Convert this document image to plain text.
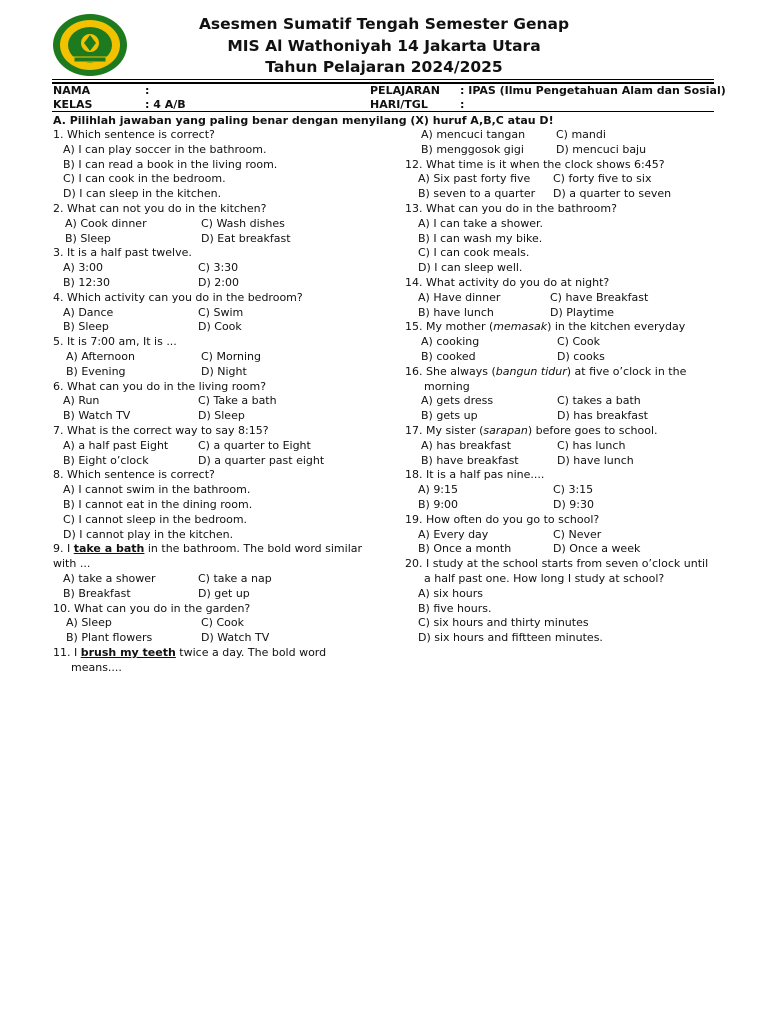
Asesmen Sumatif Tengah Semester Genap
MIS Al Wathoniyah 14 Jakarta Utara
Tahun Pelajaran 2024/2025
NAMA	:
KELAS	: 4 A/B
PELAJARAN : IPAS (Ilmu Pengetahuan Alam dan Sosial)
HARI/TGL	:
A. Pilihlah jawaban yang paling benar dengan menyilang (X) huruf A,B,C atau D!
1. Which sentence is correct?
A) I can play soccer in the bathroom.
B) I can read a book in the living room.
C) I can cook in the bedroom.
D) I can sleep in the kitchen.
2. What can not you do in the kitchen?
A) Cook dinner	C) Wash dishes
B) Sleep	D) Eat breakfast
3. It is a half past twelve.
A) 3:00	C) 3:30
B) 12:30	D) 2:00
4. Which activity can you do in the bedroom?
A) Dance	C) Swim
B) Sleep	D) Cook
5. It is 7:00 am, It is ...
A) Afternoon	C) Morning
B) Evening	D) Night
6. What can you do in the living room?
A) Run	C) Take a bath
B) Watch TV	D) Sleep
7. What is the correct way to say 8:15?
A) a half past Eight	C) a quarter to Eight
B) Eight o’clock	D) a quarter past eight
8. Which sentence is correct?
A) I cannot swim in the bathroom.
B) I cannot eat in the dining room.
C) I cannot sleep in the bedroom.
D) I cannot play in the kitchen.
9. I take a bath in the bathroom. The bold word similar
with ...
A) take a shower	C) take a nap
B) Breakfast	D) get up
10. What can you do in the garden?
A) Sleep	C) Cook
B) Plant flowers	D) Watch TV
11. I brush my teeth twice a day. The bold word
means....
A) mencuci tangan	C) mandi
B) menggosok gigi	D) mencuci baju
12. What time is it when the clock shows 6:45?
A) Six past forty five C) forty five to six
B) seven to a quarter D) a quarter to seven
13. What can you do in the bathroom?
A) I can take a shower.
B) I can wash my bike.
C) I can cook meals.
D) I can sleep well.
14. What activity do you do at night?
A) Have dinner	C) have Breakfast
B) have lunch	D) Playtime
15. My mother (memasak) in the kitchen everyday
A) cooking	C) Cook
B) cooked	D) cooks
16. She always (bangun tidur) at five o’clock in the
morning
A) gets dress	C) takes a bath
B) gets up	D) has breakfast
17. My sister (sarapan) before goes to school.
A) has breakfast	C) has lunch
B) have breakfast	D) have lunch
18. It is a half pas nine....
A) 9:15	C) 3:15
B) 9:00	D) 9:30
19. How often do you go to school?
A) Every day	C) Never
B) Once a month	D) Once a week
20. I study at the school starts from seven o’clock until
a half past one. How long I study at school?
A) six hours
B) five hours.
C) six hours and thirty minutes
D) six hours and fiftteen minutes.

- **What you have to do**: Your task is to transcribe all of the records precisely, with no images included.

- **Complete response**:
Convert this document image to plain text.
Asesmen Sumatif Tengah Semester Genap
MIS Al Wathoniyah 14 Jakarta Utara
Tahun Pelajaran 2024/2025
NAMA	:
KELAS	: 4 A/B
PELAJARAN : IPAS (Ilmu Pengetahuan Alam dan Sosial)
HARI/TGL	:
A. Pilihlah jawaban yang paling benar dengan menyilang (X) huruf A,B,C atau D!
1. Which sentence is correct?
A) I can play soccer in the bathroom.
B) I can read a book in the living room.
C) I can cook in the bedroom.
D) I can sleep in the kitchen.
2. What can not you do in the kitchen?
A) Cook dinner	C) Wash dishes
B) Sleep	D) Eat breakfast
3. It is a half past twelve.
A) 3:00	C) 3:30
B) 12:30	D) 2:00
4. Which activity can you do in the bedroom?
A) Dance	C) Swim
B) Sleep	D) Cook
5. It is 7:00 am, It is ...
A) Afternoon	C) Morning
B) Evening	D) Night
6. What can you do in the living room?
A) Run	C) Take a bath
B) Watch TV	D) Sleep
7. What is the correct way to say 8:15?
A) a half past Eight	C) a quarter to Eight
B) Eight o’clock	D) a quarter past eight
8. Which sentence is correct?
A) I cannot swim in the bathroom.
B) I cannot eat in the dining room.
C) I cannot sleep in the bedroom.
D) I cannot play in the kitchen.
9. I take a bath in the bathroom. The bold word similar
with ...
A) take a shower	C) take a nap
B) Breakfast	D) get up
10. What can you do in the garden?
A) Sleep	C) Cook
B) Plant flowers	D) Watch TV
11. I brush my teeth twice a day. The bold word
means....
A) mencuci tangan	C) mandi
B) menggosok gigi	D) mencuci baju
12. What time is it when the clock shows 6:45?
A) Six past forty five C) forty five to six
B) seven to a quarter D) a quarter to seven
13. What can you do in the bathroom?
A) I can take a shower.
B) I can wash my bike.
C) I can cook meals.
D) I can sleep well.
14. What activity do you do at night?
A) Have dinner	C) have Breakfast
B) have lunch	D) Playtime
15. My mother (memasak) in the kitchen everyday
A) cooking	C) Cook
B) cooked	D) cooks
16. She always (bangun tidur) at five o’clock in the
morning
A) gets dress	C) takes a bath
B) gets up	D) has breakfast
17. My sister (sarapan) before goes to school.
A) has breakfast	C) has lunch
B) have breakfast	D) have lunch
18. It is a half pas nine....
A) 9:15	C) 3:15
B) 9:00	D) 9:30
19. How often do you go to school?
A) Every day	C) Never
B) Once a month	D) Once a week
20. I study at the school starts from seven o’clock until
a half past one. How long I study at school?
A) six hours
B) five hours.
C) six hours and thirty minutes
D) six hours and fiftteen minutes.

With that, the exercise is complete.